Short exercise: Give the number of lines that include the word "cord", nothing more.

— Start Task inputs —

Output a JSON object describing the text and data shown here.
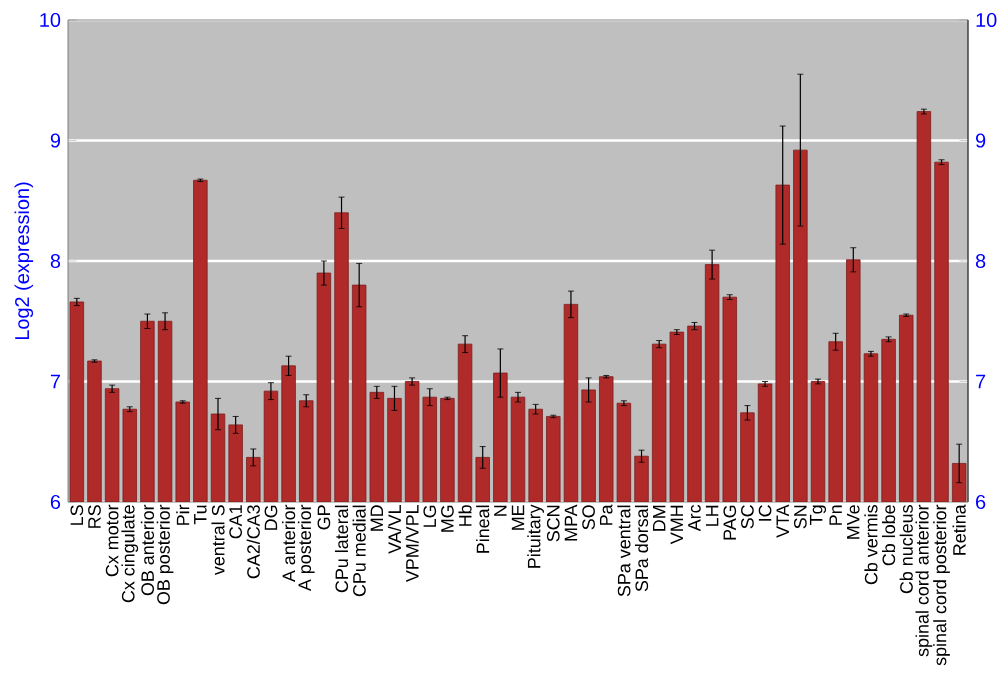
{
  "chart_data": {
    "type": "bar",
    "ylabel": "Log2 (expression)",
    "categories": [
      "LS",
      "RS",
      "Cx motor",
      "Cx cingulate",
      "OB anterior",
      "OB posterior",
      "Pir",
      "Tu",
      "ventral S",
      "CA1",
      "CA2/CA3",
      "DG",
      "A anterior",
      "A posterior",
      "GP",
      "CPu lateral",
      "CPu medial",
      "MD",
      "VA/VL",
      "VPM/VPL",
      "LG",
      "MG",
      "Hb",
      "Pineal",
      "N",
      "ME",
      "Pituitary",
      "SCN",
      "MPA",
      "SO",
      "Pa",
      "SPa ventral",
      "SPa dorsal",
      "DM",
      "VMH",
      "Arc",
      "LH",
      "PAG",
      "SC",
      "IC",
      "VTA",
      "SN",
      "Tg",
      "Pn",
      "MVe",
      "Cb vermis",
      "Cb lobe",
      "Cb nucleus",
      "spinal cord anterior",
      "spinal cord posterior",
      "Retina"
    ],
    "values": [
      7.66,
      7.17,
      6.94,
      6.77,
      7.5,
      7.5,
      6.83,
      8.67,
      6.73,
      6.64,
      6.37,
      6.92,
      7.13,
      6.84,
      7.9,
      8.4,
      7.8,
      6.91,
      6.86,
      7.0,
      6.87,
      6.86,
      7.31,
      6.37,
      7.07,
      6.87,
      6.77,
      6.71,
      7.64,
      6.93,
      7.04,
      6.82,
      6.38,
      7.31,
      7.41,
      7.46,
      7.97,
      7.7,
      6.74,
      6.98,
      8.63,
      8.92,
      7.0,
      7.33,
      8.01,
      7.23,
      7.35,
      7.55,
      9.24,
      8.82,
      6.32
    ],
    "errors": [
      0.03,
      0.01,
      0.03,
      0.02,
      0.06,
      0.07,
      0.01,
      0.01,
      0.13,
      0.07,
      0.07,
      0.07,
      0.08,
      0.05,
      0.1,
      0.13,
      0.18,
      0.05,
      0.1,
      0.03,
      0.07,
      0.01,
      0.07,
      0.09,
      0.2,
      0.04,
      0.04,
      0.01,
      0.11,
      0.1,
      0.01,
      0.02,
      0.05,
      0.03,
      0.02,
      0.03,
      0.12,
      0.02,
      0.06,
      0.02,
      0.49,
      0.63,
      0.02,
      0.07,
      0.1,
      0.02,
      0.02,
      0.01,
      0.02,
      0.02,
      0.16
    ],
    "color": "#b02a2a",
    "ylim": [
      6,
      10
    ],
    "yticks": [
      6,
      7,
      8,
      9,
      10
    ],
    "y2lim": [
      6,
      10
    ],
    "y2ticks": [
      6,
      7,
      8,
      9,
      10
    ],
    "grid": "y"
  }
}
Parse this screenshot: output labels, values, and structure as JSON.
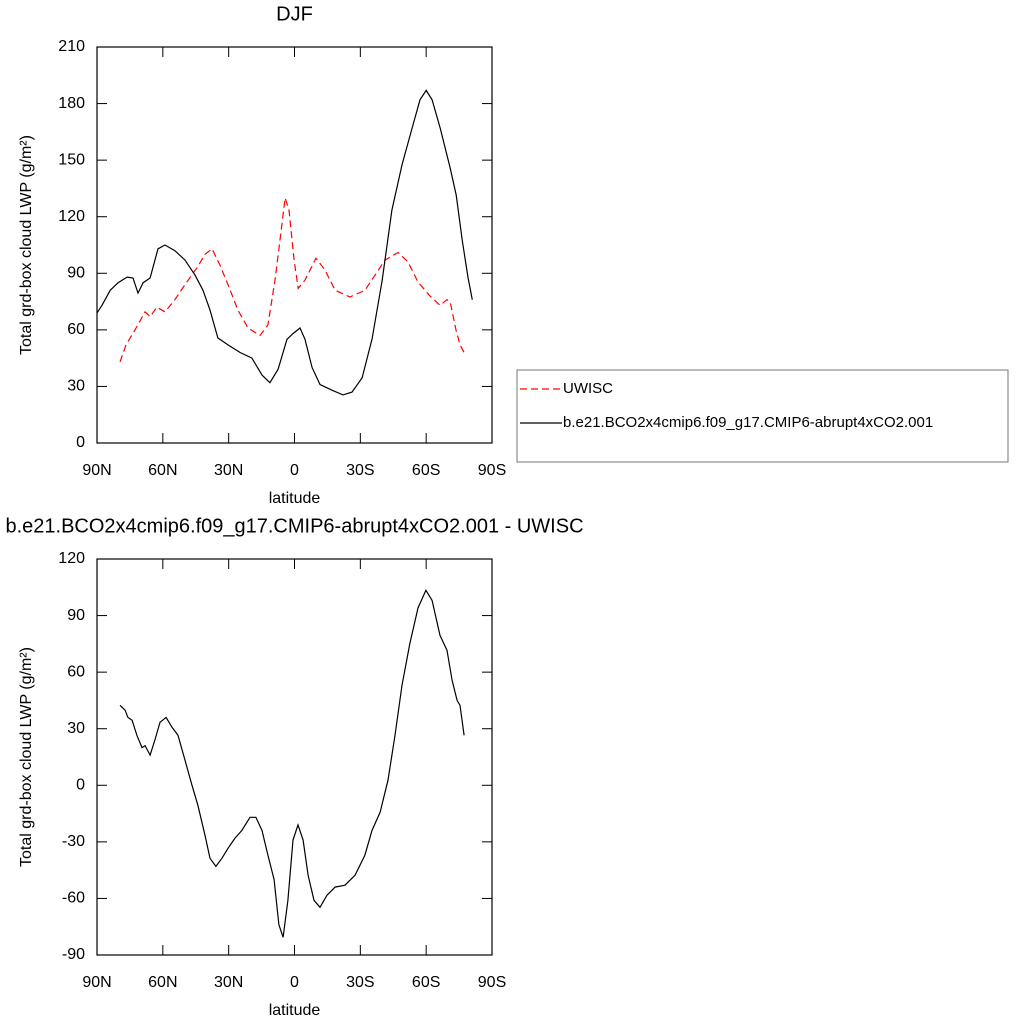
{
  "chart_data": [
    {
      "type": "line",
      "title": "DJF",
      "xlabel": "latitude",
      "ylabel": "Total grd-box cloud LWP (g/m²)",
      "xlim": [
        90,
        -90
      ],
      "xticks": [
        {
          "value": 90,
          "label": "90N"
        },
        {
          "value": 60,
          "label": "60N"
        },
        {
          "value": 30,
          "label": "30N"
        },
        0,
        {
          "value": -30,
          "label": "30S"
        },
        {
          "value": -60,
          "label": "60S"
        },
        {
          "value": -90,
          "label": "90S"
        }
      ],
      "ylim": [
        0,
        210
      ],
      "yticks": [
        0,
        30,
        60,
        90,
        120,
        150,
        180,
        210
      ],
      "legend": "right",
      "series": [
        {
          "name": "UWISC",
          "color": "#ff0000",
          "dash": true,
          "x": [
            79.5,
            76.8,
            72.7,
            68.1,
            65.8,
            62.7,
            59,
            54.5,
            49.9,
            44.4,
            40.8,
            37.6,
            34,
            30.3,
            25.8,
            21.2,
            15.7,
            12.1,
            8.9,
            6.6,
            4.3,
            2.5,
            0.2,
            -1.7,
            -4.8,
            -9.8,
            -13.9,
            -18.5,
            -25.3,
            -32.1,
            -36.7,
            -41.2,
            -47.2,
            -51.7,
            -56.3,
            -61.7,
            -66.3,
            -69.5,
            -70.9,
            -73.6,
            -75.4,
            -77.3
          ],
          "values": [
            43,
            52,
            60,
            69.5,
            67,
            72,
            69.5,
            76,
            84,
            93,
            100,
            103,
            94.4,
            84,
            70.5,
            61,
            57,
            62.6,
            86.4,
            107.6,
            130,
            123.5,
            97,
            82,
            86.4,
            98,
            91.7,
            81,
            77.4,
            81,
            89,
            97,
            101,
            96,
            85.4,
            78,
            73,
            76,
            75,
            60,
            52,
            48
          ]
        },
        {
          "name": "b.e21.BCO2x4cmip6.f09_g17.CMIP6-abrupt4xCO2.001",
          "color": "#000000",
          "dash": false,
          "x": [
            90,
            87.7,
            84,
            80.4,
            76.3,
            73.6,
            71.3,
            69,
            65.8,
            62.2,
            59,
            54.5,
            49.9,
            45.3,
            41.7,
            38.5,
            34.9,
            30.3,
            24.8,
            19.4,
            14.8,
            11.2,
            7.5,
            3.4,
            0.7,
            -2.5,
            -4.8,
            -8,
            -11.6,
            -17.1,
            -22.1,
            -26.2,
            -30.8,
            -35.3,
            -39.9,
            -44.4,
            -49,
            -53.6,
            -57.2,
            -60,
            -62.7,
            -66.4,
            -70.9,
            -73.7,
            -76.4,
            -79.1,
            -81
          ],
          "values": [
            69,
            73,
            81,
            85,
            88,
            87.5,
            79.5,
            85,
            87.5,
            103,
            105,
            102,
            97,
            89,
            81,
            70.5,
            55.7,
            52,
            48,
            45,
            36,
            32,
            39,
            55,
            58,
            61,
            55,
            40,
            31,
            28,
            25.5,
            27,
            34.5,
            55,
            86,
            123.5,
            147.5,
            167,
            182,
            187,
            182,
            167,
            146,
            131.5,
            107.6,
            87.5,
            76
          ]
        }
      ]
    },
    {
      "type": "line",
      "title": "b.e21.BCO2x4cmip6.f09_g17.CMIP6-abrupt4xCO2.001 - UWISC",
      "xlabel": "latitude",
      "ylabel": "Total grd-box cloud LWP (g/m²)",
      "xlim": [
        90,
        -90
      ],
      "xticks": [
        {
          "value": 90,
          "label": "90N"
        },
        {
          "value": 60,
          "label": "60N"
        },
        {
          "value": 30,
          "label": "30N"
        },
        0,
        {
          "value": -30,
          "label": "30S"
        },
        {
          "value": -60,
          "label": "60S"
        },
        {
          "value": -90,
          "label": "90S"
        }
      ],
      "ylim": [
        -90,
        120
      ],
      "yticks": [
        -90,
        -60,
        -30,
        0,
        30,
        60,
        90,
        120
      ],
      "series": [
        {
          "color": "#000000",
          "dash": false,
          "x": [
            79.5,
            77.2,
            75.9,
            74,
            71.8,
            69.5,
            68.1,
            65.8,
            63.6,
            61.3,
            58.5,
            55.8,
            53.1,
            49.9,
            46.7,
            44,
            40.8,
            38.5,
            35.8,
            33.1,
            30.3,
            27.1,
            24,
            20.3,
            17.6,
            14.8,
            12.1,
            9.3,
            7.1,
            5.2,
            3,
            0.7,
            -1.6,
            -3.9,
            -6.2,
            -8.9,
            -11.6,
            -14.8,
            -18.5,
            -23,
            -27.6,
            -32.1,
            -35.3,
            -39,
            -42.6,
            -45.8,
            -49,
            -52.6,
            -56.3,
            -59.9,
            -62.7,
            -66.3,
            -69.5,
            -71.8,
            -74.1,
            -75.4,
            -77.3
          ],
          "values": [
            42.4,
            39.8,
            36,
            34.5,
            26.5,
            20,
            21,
            16,
            24,
            33.4,
            36,
            30.7,
            26.5,
            13.3,
            0,
            -10.6,
            -26.5,
            -38.7,
            -43,
            -38.7,
            -33.4,
            -28,
            -24,
            -17,
            -17,
            -24,
            -37,
            -50,
            -74,
            -80.6,
            -61,
            -29,
            -21,
            -29,
            -47.7,
            -61,
            -64.7,
            -58.3,
            -54,
            -53,
            -47.7,
            -37,
            -24,
            -14.3,
            2.7,
            26.5,
            53,
            75.3,
            94,
            103.4,
            98,
            79.5,
            71.6,
            55.7,
            45,
            42.4,
            26.5
          ]
        }
      ]
    }
  ]
}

— End Task inputs —

Response: 2